Give back the full material, exactly as it reads.
Start Entries supplied
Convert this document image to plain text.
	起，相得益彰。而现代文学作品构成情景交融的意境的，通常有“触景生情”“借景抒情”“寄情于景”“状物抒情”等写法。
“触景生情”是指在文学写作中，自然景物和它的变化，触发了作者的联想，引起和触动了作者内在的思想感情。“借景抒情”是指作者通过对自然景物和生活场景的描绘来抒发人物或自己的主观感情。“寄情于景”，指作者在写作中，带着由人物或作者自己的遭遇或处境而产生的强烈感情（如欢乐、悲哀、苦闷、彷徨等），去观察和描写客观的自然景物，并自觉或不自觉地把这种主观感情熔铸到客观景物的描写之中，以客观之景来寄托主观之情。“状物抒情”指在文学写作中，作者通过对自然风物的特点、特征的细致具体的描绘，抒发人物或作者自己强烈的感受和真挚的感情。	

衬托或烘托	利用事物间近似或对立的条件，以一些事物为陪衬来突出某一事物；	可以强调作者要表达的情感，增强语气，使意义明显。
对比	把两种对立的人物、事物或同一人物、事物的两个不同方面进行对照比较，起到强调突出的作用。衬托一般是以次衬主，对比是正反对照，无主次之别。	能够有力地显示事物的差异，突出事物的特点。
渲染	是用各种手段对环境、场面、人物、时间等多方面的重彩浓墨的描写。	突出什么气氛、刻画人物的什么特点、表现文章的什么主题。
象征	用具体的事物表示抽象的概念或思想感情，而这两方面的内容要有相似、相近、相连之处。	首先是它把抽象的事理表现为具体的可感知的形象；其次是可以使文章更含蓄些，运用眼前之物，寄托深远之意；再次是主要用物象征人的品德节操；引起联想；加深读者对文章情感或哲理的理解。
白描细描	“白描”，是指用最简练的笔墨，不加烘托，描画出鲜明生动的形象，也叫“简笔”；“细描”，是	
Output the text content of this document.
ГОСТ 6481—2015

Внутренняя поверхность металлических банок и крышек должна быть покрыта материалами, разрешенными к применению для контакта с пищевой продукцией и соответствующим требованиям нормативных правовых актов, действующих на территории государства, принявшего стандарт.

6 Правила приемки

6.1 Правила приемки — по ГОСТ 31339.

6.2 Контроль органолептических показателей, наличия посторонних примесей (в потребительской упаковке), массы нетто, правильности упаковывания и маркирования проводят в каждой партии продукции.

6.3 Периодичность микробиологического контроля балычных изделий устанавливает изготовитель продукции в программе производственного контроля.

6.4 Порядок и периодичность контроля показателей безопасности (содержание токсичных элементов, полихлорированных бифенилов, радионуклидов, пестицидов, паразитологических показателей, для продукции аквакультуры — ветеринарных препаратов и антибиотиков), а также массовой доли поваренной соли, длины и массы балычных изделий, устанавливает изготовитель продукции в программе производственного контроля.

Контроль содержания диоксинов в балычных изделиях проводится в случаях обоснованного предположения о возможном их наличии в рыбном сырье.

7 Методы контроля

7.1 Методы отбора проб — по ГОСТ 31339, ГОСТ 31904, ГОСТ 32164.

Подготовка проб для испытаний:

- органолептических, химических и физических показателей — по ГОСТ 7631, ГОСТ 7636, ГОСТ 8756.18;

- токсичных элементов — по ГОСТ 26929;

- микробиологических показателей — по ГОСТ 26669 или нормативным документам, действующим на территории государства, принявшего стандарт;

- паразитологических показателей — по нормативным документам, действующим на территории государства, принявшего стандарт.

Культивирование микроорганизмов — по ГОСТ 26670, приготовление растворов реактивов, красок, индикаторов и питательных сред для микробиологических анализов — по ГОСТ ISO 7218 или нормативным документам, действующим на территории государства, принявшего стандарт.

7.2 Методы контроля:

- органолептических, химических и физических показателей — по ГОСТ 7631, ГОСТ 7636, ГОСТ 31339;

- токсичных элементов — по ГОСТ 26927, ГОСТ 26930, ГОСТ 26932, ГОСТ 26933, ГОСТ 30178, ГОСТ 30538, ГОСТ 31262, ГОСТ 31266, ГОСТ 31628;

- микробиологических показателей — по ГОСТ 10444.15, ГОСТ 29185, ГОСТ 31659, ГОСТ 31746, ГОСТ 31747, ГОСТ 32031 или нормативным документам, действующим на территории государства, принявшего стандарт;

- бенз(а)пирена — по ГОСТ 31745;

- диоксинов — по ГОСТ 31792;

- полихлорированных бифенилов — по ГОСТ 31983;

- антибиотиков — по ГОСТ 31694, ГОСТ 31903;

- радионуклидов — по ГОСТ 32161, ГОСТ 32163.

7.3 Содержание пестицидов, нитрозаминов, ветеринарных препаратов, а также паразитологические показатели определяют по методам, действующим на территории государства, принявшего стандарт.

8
End Entries supplied
_Full solution_
Convert this document image to plain text.
	起，相得益彰。而现代文学作品构成情景交融的意境的，通常有“触景生情”“借景抒情”“寄情于景”“状物抒情”等写法。
“触景生情”是指在文学写作中，自然景物和它的变化，触发了作者的联想，引起和触动了作者内在的思想感情。“借景抒情”是指作者通过对自然景物和生活场景的描绘来抒发人物或自己的主观感情。“寄情于景”，指作者在写作中，带着由人物或作者自己的遭遇或处境而产生的强烈感情（如欢乐、悲哀、苦闷、彷徨等），去观察和描写客观的自然景物，并自觉或不自觉地把这种主观感情熔铸到客观景物的描写之中，以客观之景来寄托主观之情。“状物抒情”指在文学写作中，作者通过对自然风物的特点、特征的细致具体的描绘，抒发人物或作者自己强烈的感受和真挚的感情。	

衬托或烘托	利用事物间近似或对立的条件，以一些事物为陪衬来突出某一事物；	可以强调作者要表达的情感，增强语气，使意义明显。
对比	把两种对立的人物、事物或同一人物、事物的两个不同方面进行对照比较，起到强调突出的作用。衬托一般是以次衬主，对比是正反对照，无主次之别。	能够有力地显示事物的差异，突出事物的特点。
渲染	是用各种手段对环境、场面、人物、时间等多方面的重彩浓墨的描写。	突出什么气氛、刻画人物的什么特点、表现文章的什么主题。
象征	用具体的事物表示抽象的概念或思想感情，而这两方面的内容要有相似、相近、相连之处。	首先是它把抽象的事理表现为具体的可感知的形象；其次是可以使文章更含蓄些，运用眼前之物，寄托深远之意；再次是主要用物象征人的品德节操；引起联想；加深读者对文章情感或哲理的理解。
白描细描	“白描”，是指用最简练的笔墨，不加烘托，描画出鲜明生动的形象，也叫“简笔”；“细描”，是	
Output the text content of this document.
ГОСТ 6481—2015

Внутренняя поверхность металлических банок и крышек должна быть покрыта материалами, разрешенными к применению для контакта с пищевой продукцией и соответствующим требованиям нормативных правовых актов, действующих на территории государства, принявшего стандарт.

6 Правила приемки

6.1 Правила приемки — по ГОСТ 31339.

6.2 Контроль органолептических показателей, наличия посторонних примесей (в потребительской упаковке), массы нетто, правильности упаковывания и маркирования проводят в каждой партии продукции.

6.3 Периодичность микробиологического контроля балычных изделий устанавливает изготовитель продукции в программе производственного контроля.

6.4 Порядок и периодичность контроля показателей безопасности (содержание токсичных элементов, полихлорированных бифенилов, радионуклидов, пестицидов, паразитологических показателей, для продукции аквакультуры — ветеринарных препаратов и антибиотиков), а также массовой доли поваренной соли, длины и массы балычных изделий, устанавливает изготовитель продукции в программе производственного контроля.

Контроль содержания диоксинов в балычных изделиях проводится в случаях обоснованного предположения о возможном их наличии в рыбном сырье.

7 Методы контроля

7.1 Методы отбора проб — по ГОСТ 31339, ГОСТ 31904, ГОСТ 32164.

Подготовка проб для испытаний:

- органолептических, химических и физических показателей — по ГОСТ 7631, ГОСТ 7636, ГОСТ 8756.18;

- токсичных элементов — по ГОСТ 26929;

- микробиологических показателей — по ГОСТ 26669 или нормативным документам, действующим на территории государства, принявшего стандарт;

- паразитологических показателей — по нормативным документам, действующим на территории государства, принявшего стандарт.

Культивирование микроорганизмов — по ГОСТ 26670, приготовление растворов реактивов, красок, индикаторов и питательных сред для микробиологических анализов — по ГОСТ ISO 7218 или нормативным документам, действующим на территории государства, принявшего стандарт.

7.2 Методы контроля:

- органолептических, химических и физических показателей — по ГОСТ 7631, ГОСТ 7636, ГОСТ 31339;

- токсичных элементов — по ГОСТ 26927, ГОСТ 26930, ГОСТ 26932, ГОСТ 26933, ГОСТ 30178, ГОСТ 30538, ГОСТ 31262, ГОСТ 31266, ГОСТ 31628;

- микробиологических показателей — по ГОСТ 10444.15, ГОСТ 29185, ГОСТ 31659, ГОСТ 31746, ГОСТ 31747, ГОСТ 32031 или нормативным документам, действующим на территории государства, принявшего стандарт;

- бенз(а)пирена — по ГОСТ 31745;

- диоксинов — по ГОСТ 31792;

- полихлорированных бифенилов — по ГОСТ 31983;

- антибиотиков — по ГОСТ 31694, ГОСТ 31903;

- радионуклидов — по ГОСТ 32161, ГОСТ 32163.

7.3 Содержание пестицидов, нитрозаминов, ветеринарных препаратов, а также паразитологические показатели определяют по методам, действующим на территории государства, принявшего стандарт.

8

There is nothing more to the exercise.